## PROBLEM REQUIREMENTS
Find all the lines with "Women" and gather them.

— Begin DATA SHOWN —

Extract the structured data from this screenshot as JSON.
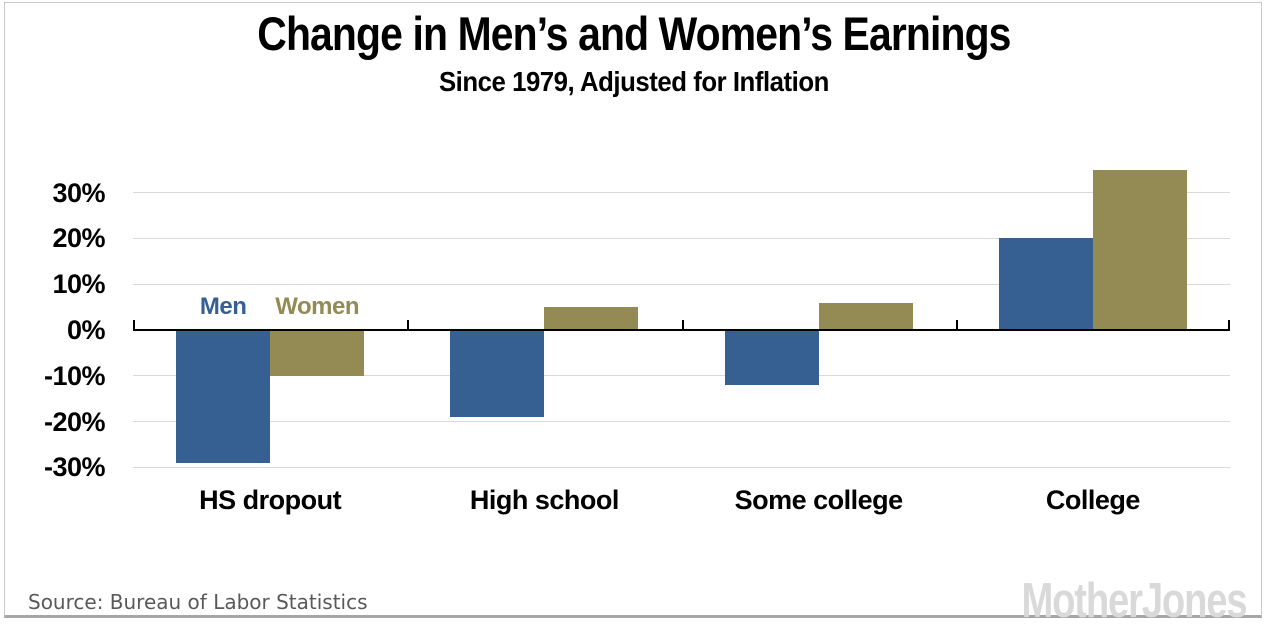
{
  "chart_data": {
    "type": "bar",
    "title": "Change in Men’s and Women’s Earnings",
    "subtitle": "Since 1979, Adjusted for Inflation",
    "categories": [
      "HS dropout",
      "High school",
      "Some college",
      "College"
    ],
    "series": [
      {
        "name": "Men",
        "color": "#366092",
        "values": [
          -29,
          -19,
          -12,
          20
        ]
      },
      {
        "name": "Women",
        "color": "#948A54",
        "values": [
          -10,
          5,
          6,
          35
        ]
      }
    ],
    "y_ticks": [
      {
        "value": 30,
        "label": "30%"
      },
      {
        "value": 20,
        "label": "20%"
      },
      {
        "value": 10,
        "label": "10%"
      },
      {
        "value": 0,
        "label": "0%"
      },
      {
        "value": -10,
        "label": "-10%"
      },
      {
        "value": -20,
        "label": "-20%"
      },
      {
        "value": -30,
        "label": "-30%"
      }
    ],
    "ylim": [
      -30,
      35
    ],
    "unit": "%",
    "grid": true,
    "legend": {
      "position": "inside-above-first-group",
      "entries": [
        "Men",
        "Women"
      ]
    }
  },
  "footer": {
    "source": "Source: Bureau of Labor Statistics",
    "brand": "MotherJones"
  }
}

— End DATA SHOWN —

## REPLY
    "title": "Change in Men’s and Women’s Earnings",
        "name": "Women",
        "Women"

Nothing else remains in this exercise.